■ INPUT ROWS:
########

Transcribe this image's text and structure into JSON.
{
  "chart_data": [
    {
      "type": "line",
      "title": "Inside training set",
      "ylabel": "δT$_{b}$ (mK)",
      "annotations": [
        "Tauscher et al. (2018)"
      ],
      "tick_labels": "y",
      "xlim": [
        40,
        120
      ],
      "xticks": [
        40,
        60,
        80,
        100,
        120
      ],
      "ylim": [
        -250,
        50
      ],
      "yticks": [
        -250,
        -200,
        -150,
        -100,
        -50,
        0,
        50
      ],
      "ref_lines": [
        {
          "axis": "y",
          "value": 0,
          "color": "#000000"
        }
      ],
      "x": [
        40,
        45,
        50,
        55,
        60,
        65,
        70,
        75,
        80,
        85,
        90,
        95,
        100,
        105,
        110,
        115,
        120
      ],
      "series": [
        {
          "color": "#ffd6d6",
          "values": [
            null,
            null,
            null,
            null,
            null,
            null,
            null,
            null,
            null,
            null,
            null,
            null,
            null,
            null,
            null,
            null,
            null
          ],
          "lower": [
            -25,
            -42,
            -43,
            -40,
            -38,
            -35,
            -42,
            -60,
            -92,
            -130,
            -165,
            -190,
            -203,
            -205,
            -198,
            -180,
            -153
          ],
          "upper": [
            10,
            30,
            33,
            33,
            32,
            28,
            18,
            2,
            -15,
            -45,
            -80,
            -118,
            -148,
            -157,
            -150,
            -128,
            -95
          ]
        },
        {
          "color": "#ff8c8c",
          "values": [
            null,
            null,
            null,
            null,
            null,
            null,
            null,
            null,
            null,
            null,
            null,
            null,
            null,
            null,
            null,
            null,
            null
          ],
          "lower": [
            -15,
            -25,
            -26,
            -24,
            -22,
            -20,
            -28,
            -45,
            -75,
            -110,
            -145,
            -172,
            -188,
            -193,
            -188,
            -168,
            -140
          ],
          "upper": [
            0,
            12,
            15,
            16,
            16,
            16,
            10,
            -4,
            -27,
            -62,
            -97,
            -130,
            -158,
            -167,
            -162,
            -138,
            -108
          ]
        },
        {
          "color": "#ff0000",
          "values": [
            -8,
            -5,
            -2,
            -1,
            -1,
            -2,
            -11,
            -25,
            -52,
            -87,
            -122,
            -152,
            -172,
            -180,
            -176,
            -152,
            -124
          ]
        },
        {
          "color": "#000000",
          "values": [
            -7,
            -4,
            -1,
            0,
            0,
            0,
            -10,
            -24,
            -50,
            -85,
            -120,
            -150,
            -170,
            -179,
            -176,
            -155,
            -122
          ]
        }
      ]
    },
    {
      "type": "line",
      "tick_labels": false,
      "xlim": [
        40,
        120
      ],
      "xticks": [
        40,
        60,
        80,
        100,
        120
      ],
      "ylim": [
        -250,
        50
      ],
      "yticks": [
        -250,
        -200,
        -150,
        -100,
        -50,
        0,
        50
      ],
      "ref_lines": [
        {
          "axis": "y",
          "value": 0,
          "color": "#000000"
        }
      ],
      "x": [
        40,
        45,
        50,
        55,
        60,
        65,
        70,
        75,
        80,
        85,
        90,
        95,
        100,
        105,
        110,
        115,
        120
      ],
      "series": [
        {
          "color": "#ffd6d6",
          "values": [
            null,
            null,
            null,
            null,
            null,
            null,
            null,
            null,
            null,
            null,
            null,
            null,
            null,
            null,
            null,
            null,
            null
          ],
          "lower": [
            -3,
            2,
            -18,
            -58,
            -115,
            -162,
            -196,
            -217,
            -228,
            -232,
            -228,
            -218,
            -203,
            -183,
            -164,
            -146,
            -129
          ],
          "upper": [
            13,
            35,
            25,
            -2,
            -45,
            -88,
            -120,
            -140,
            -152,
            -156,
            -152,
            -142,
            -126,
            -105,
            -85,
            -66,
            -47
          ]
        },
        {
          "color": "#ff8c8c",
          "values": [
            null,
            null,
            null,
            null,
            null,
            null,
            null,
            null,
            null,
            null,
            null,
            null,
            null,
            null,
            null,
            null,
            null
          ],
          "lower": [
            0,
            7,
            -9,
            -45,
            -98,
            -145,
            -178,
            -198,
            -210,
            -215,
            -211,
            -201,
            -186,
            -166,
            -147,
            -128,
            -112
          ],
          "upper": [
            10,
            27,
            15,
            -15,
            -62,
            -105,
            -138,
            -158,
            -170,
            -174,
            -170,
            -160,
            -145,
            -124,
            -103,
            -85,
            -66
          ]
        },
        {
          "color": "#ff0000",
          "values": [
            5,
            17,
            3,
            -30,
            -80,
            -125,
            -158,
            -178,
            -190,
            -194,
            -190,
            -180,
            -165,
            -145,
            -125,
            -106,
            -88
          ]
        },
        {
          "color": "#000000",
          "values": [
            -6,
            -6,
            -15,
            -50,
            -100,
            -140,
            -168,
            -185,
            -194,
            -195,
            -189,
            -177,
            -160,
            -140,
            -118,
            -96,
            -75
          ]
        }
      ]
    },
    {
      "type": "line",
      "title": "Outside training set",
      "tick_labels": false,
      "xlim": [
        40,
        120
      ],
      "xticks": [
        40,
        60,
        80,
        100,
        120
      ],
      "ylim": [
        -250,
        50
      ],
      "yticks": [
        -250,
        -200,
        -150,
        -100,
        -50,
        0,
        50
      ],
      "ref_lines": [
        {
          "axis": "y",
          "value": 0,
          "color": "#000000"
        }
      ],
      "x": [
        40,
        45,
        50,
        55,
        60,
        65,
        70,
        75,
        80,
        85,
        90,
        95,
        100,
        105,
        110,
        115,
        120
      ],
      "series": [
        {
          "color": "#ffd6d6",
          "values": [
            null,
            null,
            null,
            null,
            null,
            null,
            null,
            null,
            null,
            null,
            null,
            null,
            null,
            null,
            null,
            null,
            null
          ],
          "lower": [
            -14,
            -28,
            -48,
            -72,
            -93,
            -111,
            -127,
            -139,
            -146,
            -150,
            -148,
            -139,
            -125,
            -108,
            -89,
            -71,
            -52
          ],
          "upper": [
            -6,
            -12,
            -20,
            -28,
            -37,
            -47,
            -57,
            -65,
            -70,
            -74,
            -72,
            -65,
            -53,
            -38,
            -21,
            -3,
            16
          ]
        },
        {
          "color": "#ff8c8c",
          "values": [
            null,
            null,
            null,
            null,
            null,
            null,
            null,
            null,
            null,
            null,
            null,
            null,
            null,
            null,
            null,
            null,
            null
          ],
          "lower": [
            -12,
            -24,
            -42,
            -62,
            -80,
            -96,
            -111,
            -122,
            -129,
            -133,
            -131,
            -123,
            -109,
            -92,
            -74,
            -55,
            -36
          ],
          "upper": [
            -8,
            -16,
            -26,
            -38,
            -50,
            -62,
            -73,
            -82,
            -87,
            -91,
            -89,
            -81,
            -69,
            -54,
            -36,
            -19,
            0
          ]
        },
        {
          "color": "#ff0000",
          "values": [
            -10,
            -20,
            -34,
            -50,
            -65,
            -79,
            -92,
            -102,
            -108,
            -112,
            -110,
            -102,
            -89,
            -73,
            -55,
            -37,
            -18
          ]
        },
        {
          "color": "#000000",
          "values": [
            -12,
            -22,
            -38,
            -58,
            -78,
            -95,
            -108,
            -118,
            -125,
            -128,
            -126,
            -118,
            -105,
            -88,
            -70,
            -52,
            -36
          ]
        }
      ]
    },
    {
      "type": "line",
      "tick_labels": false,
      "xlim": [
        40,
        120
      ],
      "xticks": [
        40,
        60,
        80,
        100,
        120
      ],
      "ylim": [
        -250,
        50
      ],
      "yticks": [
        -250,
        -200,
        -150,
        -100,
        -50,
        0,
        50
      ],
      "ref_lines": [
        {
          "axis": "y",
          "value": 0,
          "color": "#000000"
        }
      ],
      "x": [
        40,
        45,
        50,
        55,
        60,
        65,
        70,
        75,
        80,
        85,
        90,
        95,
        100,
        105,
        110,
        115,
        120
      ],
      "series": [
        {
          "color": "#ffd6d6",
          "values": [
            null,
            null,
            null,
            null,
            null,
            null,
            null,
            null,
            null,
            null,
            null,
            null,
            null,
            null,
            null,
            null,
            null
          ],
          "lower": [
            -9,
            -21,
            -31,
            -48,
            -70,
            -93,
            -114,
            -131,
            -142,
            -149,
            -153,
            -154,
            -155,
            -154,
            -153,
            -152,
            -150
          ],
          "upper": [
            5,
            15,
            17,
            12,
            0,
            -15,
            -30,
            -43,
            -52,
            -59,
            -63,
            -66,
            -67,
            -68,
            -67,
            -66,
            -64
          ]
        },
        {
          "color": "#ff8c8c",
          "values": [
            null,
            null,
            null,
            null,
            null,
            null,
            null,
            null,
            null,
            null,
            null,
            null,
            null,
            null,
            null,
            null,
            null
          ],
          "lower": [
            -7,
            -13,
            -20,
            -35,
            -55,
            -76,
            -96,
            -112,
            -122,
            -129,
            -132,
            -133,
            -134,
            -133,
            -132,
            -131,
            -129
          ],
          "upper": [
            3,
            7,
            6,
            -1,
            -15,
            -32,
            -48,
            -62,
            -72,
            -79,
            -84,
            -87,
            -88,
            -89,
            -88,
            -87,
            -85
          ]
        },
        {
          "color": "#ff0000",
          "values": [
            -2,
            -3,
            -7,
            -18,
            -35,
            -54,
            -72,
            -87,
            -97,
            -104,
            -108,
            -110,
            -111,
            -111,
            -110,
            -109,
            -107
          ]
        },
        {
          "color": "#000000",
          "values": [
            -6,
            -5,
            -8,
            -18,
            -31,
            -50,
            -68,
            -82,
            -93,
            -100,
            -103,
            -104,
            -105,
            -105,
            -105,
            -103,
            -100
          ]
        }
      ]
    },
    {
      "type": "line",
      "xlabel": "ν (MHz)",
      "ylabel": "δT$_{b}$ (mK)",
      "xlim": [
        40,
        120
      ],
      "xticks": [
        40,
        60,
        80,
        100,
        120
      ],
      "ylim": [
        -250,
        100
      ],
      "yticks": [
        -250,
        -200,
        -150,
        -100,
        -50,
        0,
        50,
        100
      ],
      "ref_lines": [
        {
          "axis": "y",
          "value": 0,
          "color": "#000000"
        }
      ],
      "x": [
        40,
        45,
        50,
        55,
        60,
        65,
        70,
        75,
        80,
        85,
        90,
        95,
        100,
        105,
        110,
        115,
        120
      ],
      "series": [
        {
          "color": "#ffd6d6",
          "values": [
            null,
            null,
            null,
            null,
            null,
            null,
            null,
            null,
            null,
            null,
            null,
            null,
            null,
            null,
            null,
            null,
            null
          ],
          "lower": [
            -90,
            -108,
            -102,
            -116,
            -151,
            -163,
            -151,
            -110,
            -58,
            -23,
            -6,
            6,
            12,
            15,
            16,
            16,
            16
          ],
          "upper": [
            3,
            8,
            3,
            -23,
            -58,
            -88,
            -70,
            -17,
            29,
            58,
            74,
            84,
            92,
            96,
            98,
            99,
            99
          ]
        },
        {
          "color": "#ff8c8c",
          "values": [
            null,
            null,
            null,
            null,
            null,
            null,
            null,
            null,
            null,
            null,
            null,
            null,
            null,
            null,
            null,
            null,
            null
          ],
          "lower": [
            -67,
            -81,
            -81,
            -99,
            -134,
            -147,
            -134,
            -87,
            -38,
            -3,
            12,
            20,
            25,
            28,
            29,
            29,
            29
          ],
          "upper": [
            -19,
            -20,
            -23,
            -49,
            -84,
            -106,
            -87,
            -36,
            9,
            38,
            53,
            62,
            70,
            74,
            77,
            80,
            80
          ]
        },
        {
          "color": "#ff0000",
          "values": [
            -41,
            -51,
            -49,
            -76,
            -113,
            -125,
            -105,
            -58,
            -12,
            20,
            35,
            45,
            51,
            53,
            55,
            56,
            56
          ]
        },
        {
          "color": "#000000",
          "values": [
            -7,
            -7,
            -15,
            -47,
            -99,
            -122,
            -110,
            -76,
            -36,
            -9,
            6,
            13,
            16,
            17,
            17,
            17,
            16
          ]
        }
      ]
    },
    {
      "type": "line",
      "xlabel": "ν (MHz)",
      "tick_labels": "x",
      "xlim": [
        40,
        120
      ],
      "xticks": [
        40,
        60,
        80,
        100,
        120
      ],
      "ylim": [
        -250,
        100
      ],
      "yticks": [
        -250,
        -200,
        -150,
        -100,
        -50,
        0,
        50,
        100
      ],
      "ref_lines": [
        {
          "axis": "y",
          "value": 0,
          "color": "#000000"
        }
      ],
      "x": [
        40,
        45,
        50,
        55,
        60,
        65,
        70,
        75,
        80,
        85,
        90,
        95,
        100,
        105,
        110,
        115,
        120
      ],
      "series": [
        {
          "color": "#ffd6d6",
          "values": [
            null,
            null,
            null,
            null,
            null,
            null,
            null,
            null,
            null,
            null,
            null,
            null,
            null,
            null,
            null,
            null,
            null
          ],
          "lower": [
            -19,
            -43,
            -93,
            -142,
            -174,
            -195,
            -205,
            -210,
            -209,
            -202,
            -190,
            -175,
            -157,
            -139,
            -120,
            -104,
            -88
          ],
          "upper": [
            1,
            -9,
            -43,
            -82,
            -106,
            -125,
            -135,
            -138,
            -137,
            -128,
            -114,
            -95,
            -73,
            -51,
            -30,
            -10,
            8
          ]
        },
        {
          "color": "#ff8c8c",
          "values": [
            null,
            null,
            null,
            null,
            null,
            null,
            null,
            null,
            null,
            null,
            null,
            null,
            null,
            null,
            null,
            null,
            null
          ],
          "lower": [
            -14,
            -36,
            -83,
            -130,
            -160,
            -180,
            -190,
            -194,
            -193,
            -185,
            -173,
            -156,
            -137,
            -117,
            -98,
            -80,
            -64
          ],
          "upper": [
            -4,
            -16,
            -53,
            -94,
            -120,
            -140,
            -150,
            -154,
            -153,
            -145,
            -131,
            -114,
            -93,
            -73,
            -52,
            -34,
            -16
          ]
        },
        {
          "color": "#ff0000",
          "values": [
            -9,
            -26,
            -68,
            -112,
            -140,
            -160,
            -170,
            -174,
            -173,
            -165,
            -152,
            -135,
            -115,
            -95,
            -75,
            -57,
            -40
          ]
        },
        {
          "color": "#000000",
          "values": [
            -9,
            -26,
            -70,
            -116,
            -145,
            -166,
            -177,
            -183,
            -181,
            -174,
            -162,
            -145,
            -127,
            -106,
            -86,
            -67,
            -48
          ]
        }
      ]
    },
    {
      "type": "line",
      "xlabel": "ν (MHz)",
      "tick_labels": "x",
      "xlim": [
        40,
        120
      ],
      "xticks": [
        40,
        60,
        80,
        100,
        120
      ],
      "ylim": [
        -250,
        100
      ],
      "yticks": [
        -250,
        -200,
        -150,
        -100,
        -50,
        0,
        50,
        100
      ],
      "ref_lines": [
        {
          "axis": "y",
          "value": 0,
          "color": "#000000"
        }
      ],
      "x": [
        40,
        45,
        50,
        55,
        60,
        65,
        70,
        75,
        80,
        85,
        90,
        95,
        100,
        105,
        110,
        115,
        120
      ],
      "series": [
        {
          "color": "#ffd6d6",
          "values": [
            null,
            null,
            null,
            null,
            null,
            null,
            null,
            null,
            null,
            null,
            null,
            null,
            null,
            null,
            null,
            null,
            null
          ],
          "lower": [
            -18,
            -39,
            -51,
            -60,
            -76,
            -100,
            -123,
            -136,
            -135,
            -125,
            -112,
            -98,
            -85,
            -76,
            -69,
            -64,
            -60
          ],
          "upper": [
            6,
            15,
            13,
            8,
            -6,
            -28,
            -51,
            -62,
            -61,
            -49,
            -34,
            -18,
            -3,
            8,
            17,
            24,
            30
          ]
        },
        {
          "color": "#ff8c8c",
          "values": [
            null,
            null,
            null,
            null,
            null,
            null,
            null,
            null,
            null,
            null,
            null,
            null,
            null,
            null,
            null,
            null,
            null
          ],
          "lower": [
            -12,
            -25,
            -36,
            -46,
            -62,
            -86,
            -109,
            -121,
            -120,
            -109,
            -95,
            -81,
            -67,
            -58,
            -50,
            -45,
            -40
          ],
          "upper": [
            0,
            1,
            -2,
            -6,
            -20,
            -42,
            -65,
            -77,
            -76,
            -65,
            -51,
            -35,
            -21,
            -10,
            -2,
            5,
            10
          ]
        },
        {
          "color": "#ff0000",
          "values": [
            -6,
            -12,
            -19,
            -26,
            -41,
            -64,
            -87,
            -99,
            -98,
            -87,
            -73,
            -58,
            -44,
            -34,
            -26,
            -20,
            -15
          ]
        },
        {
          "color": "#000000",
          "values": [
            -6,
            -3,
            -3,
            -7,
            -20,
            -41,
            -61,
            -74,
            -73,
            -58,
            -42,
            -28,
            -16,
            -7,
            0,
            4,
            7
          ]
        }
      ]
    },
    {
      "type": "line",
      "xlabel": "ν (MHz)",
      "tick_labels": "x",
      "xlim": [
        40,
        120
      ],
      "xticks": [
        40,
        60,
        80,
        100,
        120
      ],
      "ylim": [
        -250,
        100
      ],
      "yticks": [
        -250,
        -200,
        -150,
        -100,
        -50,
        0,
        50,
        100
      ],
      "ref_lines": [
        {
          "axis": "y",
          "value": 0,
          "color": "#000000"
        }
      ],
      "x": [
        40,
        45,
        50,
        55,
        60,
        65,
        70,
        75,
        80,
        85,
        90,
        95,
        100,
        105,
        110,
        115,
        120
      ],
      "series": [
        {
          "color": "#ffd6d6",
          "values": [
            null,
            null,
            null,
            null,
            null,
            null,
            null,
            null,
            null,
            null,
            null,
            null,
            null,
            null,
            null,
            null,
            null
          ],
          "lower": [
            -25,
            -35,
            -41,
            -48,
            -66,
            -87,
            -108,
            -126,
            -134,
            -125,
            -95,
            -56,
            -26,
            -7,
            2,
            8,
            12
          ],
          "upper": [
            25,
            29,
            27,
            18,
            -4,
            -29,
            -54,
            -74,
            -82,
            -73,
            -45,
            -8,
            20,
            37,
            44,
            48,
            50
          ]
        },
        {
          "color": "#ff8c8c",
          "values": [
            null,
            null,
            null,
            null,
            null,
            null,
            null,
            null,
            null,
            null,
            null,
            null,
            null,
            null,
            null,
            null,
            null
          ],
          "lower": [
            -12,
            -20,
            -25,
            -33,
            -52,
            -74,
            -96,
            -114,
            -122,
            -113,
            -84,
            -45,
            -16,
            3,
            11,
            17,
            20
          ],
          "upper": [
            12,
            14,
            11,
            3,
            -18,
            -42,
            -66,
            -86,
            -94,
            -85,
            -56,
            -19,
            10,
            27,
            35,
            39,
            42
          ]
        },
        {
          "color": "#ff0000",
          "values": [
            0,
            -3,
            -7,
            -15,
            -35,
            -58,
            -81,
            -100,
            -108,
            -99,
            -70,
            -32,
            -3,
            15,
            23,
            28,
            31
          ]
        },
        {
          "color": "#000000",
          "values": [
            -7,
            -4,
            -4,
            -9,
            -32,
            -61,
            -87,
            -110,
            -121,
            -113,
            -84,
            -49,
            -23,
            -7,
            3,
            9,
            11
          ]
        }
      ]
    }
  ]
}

########

Give only the number of lines in the material above where the string "training" appears.

■ REPLY: 2